■ **PROBLEMS TO SOLVE**
a. In the article on story point estimation, condense the paragraph beginning "To manage capacity" into a shorter version that keeps its main facts.
b. According to the article on story point estimation, what estimate did most of the client's backlog items have?

■ **PAGE EXTRACT**
********************

I recently observed that most of a client’s backlog items had 5-point estimates. A colleague tweeted it, and an 180+ Twitter storm followed. This article explains the phenomenon, and why no one should call the police.
To manage capacity, forecast delivery dates and motivate architectural thinking, we often ask development teams to estimate proposed work. We were curious whether group dynamics cause statistical patterns in estimates. If so, can we reduce effort estimating detailed backlog items, especially in early forecasting, before we are really certain about what we might do?
Here we examine one organization’s data to look for signals and patterns. Our analysis is too anecdotal to provide conclusive recommendations for other groups and other individual teams, but it is highly likely that these patterns exist elsewhere. We illuminate biases and patterns in estimation behavior. We seek greater discussion on estimation behavior, with the goal of better forecasting with less effort.
This article has three parts
- Introduction to Story Point Estimation and other techniques currently used by teams
- A presentation of data and patterns seen by the author as part of a recent client engagement
- Discussion and initial thoughts on causes of the observed patterns
Story Point Estimation
For Agile teams who estimate, story points have become a popular unit to measure estimated effort. Agilists invented an artificial unit of “story point” to distance effort estimation from time estimation, and to render comparisons between teams more obtuse. For its primary purpose, allowing people to compare the estimated team effort of different items, story points work fine.

********************

■ **DATA**

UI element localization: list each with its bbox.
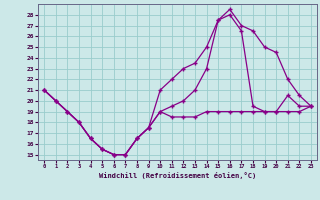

********************

■ **RESPONSES BY TASK**
a. Teams estimate proposed work to manage capacity, forecast delivery dates and motivate architectural thinking. The authors asked whether group dynamics create statistical patterns in estimates. If so, could less effort go into estimating detailed backlog items, especially in early forecasting while the work is still uncertain?

b. Most of the client's backlog items had 5-point estimates.